# New Depot



## R.W. Marty (Jan 2, 2008)

Hi All,
Just a few pictures of the test fitting of the new depot.
Still needs a few details like door knobs and the rest of the signage
but it is basically ready to "screw down".
Thanks for your time.
Rick


----------



## Richard Smith (Jan 2, 2008)

That sure looks neat Rick. I love the style! 

Where did you get that deck mounted lamp?


----------



## docwatsonva (Jan 2, 2008)

Rick,

That is one beautiful depot.  How about some details of what went into the construction or did I miss something along the way?

Doc


----------



## chaingun (Jan 4, 2008)

Rick, 
Man - thats a peach!! Well done! 
Best, Ted


----------



## Torby (Jan 2, 2008)

That's beautiferous!


----------



## Dwight Ennis (Jan 2, 2008)

Beautiful work as always Rick. Is there a prototype for this structure?


----------



## MasonsDad (Feb 7, 2008)

WOW that really looks nice, Im wondering what color that yellow is? it really seems to fit the building , not a big fan of yellow however this is one exception.


----------



## Steve Stockham (Jan 2, 2008)

_Very _nice! That will be a fine addition to your pike! If you have some construction photos we would definitely like to see them as well! Once again, _Bravo!!_


----------



## Bruce Chandler (Jan 2, 2008)

That looks great. I'm in agreement with the others; I'd like to hear about how it was made.


----------



## SandyR (Jan 6, 2008)

Oh man, Rick, that is one nice depot!! Do you have pictures somewhere of it being built? 
SandyR


----------



## Don Gage (Jan 4, 2008)

Great looking station R.W., 
What did you make it out of? 
Have fun, 
Don.


----------



## Duncan (Jan 2, 2008)

Very nice, Rick!!! 
Hope my buildings grow up to be like yours!!


----------



## pimanjc (Jan 2, 2008)

Rick,
As others have said, you did a great job on the depot.  Could you also show more pictures of the loco [?] barn on the right side of the first picture? 









 Construction photos or materials used info would also be appreciated.
Jim C.


----------



## Joe McGarry (Jan 4, 2008)

Just want to add another "attaboy" to the list. Very realistic looking structures and good photos. Did you make the board and batten siding or purchase it somewhere? 
Thanks again for sharing, great looking work.


----------



## llynrice (Jan 2, 2008)

That's a very handsome depot.  Looks as if the village outside your train storage area is really beginning to grow.  Sometime, I think it would be fun if you backed up and photographed the entire village including the depot.  You have been very good about showing us the individual buildings as they go in and this would pull it all together.

Llyn


----------



## blackburn49 (Jan 2, 2008)

Very original--and the color fits those two structures very well. Nice work.


----------



## Rod Fearnley (Jan 2, 2008)

Ric very impressive, a compliment to your RR.
Well done.
Rod


----------



## R.W. Marty (Jan 2, 2008)

Hi All,
Thanks for your interest.
To answer some of the questions.


Richard
The lamp on the passenger platform is from the junk box. Some brass/copper tubing, glass beads, finish washers, and a pigtailed bulb.  30 minutes and some spray paint.

****************************************

**What needs to be done:**
List the usernames of everyone in the depot thread whose post is dated Jan 4, 2008. The records that follow aren't needed for anything here.

**Given entries:**
****************************************

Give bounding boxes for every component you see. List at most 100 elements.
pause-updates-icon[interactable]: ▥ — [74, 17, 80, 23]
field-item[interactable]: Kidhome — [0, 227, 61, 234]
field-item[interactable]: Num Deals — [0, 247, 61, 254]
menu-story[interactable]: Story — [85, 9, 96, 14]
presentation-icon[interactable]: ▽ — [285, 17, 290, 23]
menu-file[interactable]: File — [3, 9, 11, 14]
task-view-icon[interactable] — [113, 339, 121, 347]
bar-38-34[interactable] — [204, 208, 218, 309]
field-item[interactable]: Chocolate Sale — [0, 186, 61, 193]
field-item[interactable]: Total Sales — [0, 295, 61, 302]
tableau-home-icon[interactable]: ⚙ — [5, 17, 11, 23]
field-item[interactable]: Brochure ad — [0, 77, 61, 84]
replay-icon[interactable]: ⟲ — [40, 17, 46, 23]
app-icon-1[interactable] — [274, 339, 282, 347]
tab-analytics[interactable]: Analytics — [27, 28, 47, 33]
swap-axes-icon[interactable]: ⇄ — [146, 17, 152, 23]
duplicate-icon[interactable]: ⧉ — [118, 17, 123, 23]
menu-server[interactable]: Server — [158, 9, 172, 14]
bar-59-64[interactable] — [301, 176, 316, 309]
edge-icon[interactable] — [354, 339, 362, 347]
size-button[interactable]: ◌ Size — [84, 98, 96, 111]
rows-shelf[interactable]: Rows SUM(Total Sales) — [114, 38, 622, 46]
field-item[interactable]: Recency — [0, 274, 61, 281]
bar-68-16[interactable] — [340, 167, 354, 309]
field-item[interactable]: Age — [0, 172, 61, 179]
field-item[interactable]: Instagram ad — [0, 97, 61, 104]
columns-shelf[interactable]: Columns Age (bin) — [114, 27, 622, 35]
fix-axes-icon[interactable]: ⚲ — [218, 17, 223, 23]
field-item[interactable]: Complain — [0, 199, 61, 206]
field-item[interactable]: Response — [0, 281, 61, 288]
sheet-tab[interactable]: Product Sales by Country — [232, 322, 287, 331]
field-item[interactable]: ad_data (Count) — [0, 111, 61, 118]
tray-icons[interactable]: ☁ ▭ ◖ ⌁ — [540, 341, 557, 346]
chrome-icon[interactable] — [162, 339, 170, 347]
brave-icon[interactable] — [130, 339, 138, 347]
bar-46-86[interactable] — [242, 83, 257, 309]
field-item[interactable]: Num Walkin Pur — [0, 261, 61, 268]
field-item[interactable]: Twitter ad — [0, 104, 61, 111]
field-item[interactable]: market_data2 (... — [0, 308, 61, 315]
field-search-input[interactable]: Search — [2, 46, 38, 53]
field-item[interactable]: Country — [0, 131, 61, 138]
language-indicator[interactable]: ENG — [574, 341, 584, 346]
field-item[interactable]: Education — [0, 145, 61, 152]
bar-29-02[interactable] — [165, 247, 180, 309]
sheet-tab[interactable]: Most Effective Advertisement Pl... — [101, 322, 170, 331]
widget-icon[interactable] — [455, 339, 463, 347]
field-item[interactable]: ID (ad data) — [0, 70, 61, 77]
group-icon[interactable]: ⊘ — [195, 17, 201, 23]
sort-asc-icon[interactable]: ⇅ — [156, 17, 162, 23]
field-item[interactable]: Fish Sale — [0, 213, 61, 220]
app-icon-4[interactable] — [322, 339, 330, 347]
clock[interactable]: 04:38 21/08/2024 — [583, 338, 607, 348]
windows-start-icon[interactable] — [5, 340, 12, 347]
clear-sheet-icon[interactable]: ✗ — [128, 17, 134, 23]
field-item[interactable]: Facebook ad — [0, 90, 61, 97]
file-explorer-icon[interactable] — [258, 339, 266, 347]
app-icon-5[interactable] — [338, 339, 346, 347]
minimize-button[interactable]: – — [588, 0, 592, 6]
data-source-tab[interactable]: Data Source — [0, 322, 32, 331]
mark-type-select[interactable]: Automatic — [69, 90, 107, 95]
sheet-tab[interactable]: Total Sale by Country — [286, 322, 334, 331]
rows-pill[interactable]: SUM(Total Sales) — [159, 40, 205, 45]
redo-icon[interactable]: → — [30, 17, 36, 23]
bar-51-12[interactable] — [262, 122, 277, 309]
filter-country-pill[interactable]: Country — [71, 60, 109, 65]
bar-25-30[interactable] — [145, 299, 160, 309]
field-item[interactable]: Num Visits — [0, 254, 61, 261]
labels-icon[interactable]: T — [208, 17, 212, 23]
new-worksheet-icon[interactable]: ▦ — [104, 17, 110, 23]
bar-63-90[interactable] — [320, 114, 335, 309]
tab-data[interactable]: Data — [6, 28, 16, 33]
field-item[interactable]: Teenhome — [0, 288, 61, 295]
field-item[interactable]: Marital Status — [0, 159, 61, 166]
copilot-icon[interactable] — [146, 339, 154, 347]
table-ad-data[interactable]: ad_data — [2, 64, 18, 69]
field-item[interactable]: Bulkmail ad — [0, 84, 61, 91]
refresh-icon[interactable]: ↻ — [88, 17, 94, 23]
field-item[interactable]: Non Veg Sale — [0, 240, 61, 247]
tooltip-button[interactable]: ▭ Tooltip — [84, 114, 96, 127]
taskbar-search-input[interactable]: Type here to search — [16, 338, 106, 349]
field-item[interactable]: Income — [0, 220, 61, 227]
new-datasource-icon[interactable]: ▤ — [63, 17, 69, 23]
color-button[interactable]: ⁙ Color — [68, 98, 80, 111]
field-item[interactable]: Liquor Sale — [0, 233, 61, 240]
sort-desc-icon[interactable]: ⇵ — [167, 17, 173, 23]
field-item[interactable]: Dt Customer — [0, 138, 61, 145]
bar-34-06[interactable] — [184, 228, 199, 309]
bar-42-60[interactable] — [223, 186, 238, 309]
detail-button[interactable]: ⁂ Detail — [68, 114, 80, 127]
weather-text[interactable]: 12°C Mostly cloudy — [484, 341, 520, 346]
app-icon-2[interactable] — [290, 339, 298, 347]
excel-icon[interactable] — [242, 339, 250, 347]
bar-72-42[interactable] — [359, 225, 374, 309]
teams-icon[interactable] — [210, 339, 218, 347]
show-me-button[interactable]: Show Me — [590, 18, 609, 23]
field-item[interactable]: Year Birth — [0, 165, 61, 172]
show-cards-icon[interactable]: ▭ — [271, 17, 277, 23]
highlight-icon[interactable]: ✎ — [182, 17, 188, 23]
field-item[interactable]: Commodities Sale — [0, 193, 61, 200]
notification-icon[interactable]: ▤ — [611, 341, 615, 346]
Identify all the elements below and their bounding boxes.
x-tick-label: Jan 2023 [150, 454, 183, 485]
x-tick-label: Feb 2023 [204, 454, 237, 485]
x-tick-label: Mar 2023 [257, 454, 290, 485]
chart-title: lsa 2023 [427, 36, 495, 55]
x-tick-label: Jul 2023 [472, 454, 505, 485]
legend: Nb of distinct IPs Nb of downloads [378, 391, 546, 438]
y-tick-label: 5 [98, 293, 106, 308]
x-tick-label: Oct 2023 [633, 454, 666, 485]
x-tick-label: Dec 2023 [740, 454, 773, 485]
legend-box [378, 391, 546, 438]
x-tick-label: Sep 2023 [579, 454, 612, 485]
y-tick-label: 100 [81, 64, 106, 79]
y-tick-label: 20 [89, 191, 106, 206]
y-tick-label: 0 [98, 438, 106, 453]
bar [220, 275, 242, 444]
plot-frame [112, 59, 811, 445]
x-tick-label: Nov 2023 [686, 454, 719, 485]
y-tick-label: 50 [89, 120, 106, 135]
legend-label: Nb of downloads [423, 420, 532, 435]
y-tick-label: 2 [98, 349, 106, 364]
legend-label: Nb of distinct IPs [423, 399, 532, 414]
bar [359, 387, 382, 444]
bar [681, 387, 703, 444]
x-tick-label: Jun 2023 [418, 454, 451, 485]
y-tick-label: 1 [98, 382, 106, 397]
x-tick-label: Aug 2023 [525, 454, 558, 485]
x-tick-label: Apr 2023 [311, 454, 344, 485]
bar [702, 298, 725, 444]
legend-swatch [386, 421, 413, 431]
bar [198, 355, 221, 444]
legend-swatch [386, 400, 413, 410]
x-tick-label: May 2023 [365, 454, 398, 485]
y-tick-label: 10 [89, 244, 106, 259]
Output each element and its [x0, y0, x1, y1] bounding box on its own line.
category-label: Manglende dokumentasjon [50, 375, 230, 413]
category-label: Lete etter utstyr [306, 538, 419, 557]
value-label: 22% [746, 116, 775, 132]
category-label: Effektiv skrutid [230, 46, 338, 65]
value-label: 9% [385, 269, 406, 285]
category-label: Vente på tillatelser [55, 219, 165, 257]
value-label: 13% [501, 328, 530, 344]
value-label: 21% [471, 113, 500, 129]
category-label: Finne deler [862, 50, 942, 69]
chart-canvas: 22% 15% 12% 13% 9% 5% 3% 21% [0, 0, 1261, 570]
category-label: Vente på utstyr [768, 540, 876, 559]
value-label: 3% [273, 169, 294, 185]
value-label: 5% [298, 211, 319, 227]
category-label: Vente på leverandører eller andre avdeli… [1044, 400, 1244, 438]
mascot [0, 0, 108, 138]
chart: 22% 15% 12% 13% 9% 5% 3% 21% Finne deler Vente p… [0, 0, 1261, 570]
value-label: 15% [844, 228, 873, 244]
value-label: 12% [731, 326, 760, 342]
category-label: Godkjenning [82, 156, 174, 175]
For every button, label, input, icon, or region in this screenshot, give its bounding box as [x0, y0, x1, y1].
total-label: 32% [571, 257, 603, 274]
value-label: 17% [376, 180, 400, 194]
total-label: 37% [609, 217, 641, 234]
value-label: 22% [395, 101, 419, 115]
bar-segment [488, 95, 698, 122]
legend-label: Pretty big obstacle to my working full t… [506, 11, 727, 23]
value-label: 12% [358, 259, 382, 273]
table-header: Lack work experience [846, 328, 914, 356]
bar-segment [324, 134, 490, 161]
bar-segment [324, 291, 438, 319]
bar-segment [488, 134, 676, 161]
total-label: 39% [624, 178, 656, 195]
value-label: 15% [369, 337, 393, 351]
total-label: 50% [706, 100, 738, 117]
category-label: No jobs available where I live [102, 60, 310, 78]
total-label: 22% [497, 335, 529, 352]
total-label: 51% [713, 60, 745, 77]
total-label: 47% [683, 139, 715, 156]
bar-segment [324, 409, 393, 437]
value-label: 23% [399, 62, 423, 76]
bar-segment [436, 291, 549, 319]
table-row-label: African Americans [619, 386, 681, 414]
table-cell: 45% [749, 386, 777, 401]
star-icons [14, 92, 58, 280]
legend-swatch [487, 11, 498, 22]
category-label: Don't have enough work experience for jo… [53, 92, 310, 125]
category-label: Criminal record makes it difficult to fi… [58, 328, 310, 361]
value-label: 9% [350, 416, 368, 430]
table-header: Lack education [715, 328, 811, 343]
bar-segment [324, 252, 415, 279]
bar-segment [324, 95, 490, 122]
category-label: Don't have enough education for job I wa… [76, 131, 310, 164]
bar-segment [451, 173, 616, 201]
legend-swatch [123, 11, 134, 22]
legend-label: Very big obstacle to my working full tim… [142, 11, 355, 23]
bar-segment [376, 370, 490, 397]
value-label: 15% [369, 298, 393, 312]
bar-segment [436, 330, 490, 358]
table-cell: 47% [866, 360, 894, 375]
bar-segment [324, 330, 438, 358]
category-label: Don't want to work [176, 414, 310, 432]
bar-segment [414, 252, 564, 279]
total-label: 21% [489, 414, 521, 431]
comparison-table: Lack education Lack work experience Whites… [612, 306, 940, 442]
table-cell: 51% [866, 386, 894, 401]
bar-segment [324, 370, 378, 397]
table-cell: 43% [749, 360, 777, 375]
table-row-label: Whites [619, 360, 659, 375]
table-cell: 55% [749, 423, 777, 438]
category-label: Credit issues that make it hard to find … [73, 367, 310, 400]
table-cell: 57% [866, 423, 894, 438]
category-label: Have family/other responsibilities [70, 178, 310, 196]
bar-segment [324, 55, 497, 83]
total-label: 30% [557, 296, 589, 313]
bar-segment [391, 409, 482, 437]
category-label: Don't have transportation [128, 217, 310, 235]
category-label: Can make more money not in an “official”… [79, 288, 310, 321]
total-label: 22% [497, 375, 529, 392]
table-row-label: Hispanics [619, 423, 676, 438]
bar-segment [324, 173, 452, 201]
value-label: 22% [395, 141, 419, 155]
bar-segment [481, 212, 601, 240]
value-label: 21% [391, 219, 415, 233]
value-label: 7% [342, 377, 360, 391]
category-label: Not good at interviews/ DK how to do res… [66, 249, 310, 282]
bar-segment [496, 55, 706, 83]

****************************************

**The result:**
chaingun, Don Gage, Joe McGarry